Report every line from the material that contains the word "color".
___ Dataset excerpts ___
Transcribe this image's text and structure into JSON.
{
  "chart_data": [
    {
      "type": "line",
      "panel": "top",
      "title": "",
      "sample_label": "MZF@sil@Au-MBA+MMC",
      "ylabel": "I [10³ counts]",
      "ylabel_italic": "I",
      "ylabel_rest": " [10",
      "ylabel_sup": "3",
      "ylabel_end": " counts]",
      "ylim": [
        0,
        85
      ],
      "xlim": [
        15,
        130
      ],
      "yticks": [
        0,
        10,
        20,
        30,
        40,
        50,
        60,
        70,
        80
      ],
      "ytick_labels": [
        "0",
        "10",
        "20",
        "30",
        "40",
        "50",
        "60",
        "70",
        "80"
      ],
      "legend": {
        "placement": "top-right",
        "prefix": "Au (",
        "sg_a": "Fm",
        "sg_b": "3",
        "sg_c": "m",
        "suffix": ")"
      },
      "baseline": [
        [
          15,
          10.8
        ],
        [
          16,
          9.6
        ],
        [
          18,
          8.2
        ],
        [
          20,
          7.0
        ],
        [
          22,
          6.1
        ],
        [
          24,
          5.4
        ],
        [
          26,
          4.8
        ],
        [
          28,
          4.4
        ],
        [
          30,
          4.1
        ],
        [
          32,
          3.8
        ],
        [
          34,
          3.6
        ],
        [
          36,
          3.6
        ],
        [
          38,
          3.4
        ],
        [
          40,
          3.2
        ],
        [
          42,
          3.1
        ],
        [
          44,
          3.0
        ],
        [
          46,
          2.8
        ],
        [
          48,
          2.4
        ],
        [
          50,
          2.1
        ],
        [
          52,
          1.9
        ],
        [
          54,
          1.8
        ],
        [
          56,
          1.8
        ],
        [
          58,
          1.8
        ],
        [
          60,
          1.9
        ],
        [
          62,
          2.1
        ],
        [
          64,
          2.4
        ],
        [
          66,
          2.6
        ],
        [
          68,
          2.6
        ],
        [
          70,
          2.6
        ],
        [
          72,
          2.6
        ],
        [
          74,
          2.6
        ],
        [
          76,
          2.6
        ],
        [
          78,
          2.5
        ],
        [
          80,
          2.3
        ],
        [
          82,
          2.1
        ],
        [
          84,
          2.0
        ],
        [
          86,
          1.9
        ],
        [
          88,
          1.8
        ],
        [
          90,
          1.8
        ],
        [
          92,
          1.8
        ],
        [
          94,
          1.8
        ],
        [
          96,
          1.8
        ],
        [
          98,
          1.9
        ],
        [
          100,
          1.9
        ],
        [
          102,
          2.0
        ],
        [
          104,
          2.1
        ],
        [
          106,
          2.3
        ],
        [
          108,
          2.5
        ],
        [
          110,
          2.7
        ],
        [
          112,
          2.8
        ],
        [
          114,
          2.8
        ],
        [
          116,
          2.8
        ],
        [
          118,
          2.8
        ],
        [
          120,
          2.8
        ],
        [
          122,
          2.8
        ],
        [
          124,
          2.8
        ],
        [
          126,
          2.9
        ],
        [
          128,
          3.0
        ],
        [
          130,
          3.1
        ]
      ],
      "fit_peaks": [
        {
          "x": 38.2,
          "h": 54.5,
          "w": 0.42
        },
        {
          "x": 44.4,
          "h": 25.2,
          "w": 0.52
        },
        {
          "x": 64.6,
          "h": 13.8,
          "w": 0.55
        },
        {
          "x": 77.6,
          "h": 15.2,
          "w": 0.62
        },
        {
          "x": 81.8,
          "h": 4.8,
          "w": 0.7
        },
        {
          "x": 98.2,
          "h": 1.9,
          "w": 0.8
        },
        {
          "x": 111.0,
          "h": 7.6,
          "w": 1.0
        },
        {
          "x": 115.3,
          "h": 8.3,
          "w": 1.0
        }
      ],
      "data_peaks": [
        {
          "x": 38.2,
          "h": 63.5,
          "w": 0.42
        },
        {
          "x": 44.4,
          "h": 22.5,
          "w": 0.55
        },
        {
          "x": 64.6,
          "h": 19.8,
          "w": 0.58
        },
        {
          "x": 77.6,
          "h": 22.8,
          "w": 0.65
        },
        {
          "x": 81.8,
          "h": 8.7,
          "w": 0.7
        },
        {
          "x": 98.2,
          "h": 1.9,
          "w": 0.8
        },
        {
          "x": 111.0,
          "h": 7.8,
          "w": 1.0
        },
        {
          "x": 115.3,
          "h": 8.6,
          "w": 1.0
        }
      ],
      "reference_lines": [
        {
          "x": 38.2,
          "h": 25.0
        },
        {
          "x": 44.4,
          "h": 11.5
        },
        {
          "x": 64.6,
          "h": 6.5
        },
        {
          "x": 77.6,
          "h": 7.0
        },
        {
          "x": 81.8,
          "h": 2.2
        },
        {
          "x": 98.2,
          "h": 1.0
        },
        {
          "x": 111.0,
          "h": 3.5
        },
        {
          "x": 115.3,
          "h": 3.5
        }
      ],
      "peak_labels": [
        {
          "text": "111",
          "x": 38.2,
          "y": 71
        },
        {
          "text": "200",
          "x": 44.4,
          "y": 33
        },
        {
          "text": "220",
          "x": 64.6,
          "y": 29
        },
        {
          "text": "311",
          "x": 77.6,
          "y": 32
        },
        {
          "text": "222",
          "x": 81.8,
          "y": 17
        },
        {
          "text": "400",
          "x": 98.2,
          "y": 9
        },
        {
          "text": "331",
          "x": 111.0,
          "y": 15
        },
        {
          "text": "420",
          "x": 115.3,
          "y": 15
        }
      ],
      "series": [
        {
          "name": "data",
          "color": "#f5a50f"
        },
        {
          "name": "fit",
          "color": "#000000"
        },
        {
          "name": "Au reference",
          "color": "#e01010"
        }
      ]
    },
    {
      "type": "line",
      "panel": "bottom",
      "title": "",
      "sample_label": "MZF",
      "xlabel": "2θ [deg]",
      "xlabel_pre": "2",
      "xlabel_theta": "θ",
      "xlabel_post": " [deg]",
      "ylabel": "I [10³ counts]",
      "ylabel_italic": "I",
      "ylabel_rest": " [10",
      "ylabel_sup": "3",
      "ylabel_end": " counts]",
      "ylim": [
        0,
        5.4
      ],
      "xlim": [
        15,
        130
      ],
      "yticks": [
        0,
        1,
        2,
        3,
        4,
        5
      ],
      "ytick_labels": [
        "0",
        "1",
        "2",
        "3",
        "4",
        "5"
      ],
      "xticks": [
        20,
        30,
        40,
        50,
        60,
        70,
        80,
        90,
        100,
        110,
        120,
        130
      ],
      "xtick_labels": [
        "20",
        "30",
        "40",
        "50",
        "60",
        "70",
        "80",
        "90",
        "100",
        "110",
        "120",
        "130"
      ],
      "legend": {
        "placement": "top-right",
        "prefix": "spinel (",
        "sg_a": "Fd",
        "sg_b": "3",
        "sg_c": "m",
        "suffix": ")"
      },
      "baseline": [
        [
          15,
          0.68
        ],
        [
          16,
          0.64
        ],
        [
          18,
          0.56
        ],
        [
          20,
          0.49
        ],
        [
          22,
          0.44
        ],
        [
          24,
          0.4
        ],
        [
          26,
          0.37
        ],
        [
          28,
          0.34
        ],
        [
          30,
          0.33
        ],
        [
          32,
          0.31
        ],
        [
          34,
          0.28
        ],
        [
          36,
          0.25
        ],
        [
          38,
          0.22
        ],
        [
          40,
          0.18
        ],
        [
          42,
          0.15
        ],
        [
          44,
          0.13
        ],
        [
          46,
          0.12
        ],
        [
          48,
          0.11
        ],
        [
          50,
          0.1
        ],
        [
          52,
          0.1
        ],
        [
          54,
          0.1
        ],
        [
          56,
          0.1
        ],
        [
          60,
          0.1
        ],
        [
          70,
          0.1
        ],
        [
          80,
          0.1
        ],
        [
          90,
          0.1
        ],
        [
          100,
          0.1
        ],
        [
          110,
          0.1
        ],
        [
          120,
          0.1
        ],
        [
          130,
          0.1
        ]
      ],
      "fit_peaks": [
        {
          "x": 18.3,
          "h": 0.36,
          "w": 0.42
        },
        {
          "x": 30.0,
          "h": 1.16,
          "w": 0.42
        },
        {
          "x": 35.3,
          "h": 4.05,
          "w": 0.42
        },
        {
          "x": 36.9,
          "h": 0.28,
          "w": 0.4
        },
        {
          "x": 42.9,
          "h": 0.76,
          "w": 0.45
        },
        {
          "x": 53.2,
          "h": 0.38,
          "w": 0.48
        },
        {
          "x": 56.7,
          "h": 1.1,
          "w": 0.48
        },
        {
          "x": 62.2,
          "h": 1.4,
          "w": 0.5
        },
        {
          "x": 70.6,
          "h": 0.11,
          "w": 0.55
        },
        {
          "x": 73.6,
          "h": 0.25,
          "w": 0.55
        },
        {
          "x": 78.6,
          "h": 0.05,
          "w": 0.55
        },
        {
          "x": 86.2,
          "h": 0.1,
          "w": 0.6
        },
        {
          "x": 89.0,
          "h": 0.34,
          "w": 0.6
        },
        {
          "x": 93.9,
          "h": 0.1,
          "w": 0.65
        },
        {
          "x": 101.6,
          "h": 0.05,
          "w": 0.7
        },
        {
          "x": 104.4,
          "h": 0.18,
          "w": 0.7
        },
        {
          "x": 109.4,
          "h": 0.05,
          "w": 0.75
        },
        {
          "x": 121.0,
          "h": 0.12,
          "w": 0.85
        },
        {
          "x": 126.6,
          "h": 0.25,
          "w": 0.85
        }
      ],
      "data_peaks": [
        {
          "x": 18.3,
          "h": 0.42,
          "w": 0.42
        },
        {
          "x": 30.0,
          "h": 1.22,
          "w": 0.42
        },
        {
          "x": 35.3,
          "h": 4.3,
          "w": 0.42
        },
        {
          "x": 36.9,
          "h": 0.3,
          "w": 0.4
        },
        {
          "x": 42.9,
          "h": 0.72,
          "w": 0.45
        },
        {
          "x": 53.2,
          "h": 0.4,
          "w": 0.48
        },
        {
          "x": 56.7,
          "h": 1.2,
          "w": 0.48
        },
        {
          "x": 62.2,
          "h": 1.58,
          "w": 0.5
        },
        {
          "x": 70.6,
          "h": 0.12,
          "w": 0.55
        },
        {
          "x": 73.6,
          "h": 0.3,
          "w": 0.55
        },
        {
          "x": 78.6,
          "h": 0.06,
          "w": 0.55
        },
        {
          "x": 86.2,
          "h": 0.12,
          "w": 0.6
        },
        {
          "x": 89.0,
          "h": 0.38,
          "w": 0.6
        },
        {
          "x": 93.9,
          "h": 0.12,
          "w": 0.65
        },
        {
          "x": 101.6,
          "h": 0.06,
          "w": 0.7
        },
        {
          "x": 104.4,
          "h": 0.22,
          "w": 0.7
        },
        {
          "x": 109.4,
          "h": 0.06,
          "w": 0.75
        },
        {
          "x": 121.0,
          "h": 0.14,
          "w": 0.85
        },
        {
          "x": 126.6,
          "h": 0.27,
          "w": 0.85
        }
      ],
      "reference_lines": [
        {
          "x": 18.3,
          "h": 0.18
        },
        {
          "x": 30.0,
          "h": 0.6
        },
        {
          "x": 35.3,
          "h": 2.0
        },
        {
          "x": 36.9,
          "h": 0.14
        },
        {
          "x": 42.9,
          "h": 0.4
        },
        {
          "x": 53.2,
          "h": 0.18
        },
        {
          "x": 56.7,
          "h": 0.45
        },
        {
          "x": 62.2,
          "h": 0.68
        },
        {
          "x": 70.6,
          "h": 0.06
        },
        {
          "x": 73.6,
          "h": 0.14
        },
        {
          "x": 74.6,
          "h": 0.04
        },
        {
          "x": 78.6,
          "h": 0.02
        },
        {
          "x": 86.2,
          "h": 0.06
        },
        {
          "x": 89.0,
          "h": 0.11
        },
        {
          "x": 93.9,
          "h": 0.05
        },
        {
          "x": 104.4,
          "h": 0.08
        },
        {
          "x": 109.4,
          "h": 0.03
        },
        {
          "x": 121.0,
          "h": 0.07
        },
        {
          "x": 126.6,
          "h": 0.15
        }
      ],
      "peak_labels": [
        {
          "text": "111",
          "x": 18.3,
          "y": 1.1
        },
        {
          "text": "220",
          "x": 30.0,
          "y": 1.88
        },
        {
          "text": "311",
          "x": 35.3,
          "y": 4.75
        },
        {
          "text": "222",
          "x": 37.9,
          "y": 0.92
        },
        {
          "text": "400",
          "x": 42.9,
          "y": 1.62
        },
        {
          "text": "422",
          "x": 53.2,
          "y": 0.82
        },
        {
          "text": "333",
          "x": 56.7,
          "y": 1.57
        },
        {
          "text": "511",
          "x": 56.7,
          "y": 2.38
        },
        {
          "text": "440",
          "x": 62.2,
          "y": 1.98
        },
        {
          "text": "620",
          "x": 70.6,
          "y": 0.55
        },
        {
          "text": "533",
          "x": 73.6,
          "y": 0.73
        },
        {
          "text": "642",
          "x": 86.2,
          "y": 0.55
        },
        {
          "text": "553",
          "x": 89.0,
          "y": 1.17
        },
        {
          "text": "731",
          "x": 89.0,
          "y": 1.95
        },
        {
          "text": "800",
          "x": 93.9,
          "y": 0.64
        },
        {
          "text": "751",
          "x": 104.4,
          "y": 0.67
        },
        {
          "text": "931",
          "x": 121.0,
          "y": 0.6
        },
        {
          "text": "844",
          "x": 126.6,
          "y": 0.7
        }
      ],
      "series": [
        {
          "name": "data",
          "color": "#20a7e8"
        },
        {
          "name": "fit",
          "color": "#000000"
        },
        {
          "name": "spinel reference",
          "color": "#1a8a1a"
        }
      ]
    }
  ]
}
___
● Exercise result
          "color": "#f5a50f"
          "color": "#000000"
          "color": "#e01010"
          "color": "#20a7e8"
          "color": "#000000"
          "color": "#1a8a1a"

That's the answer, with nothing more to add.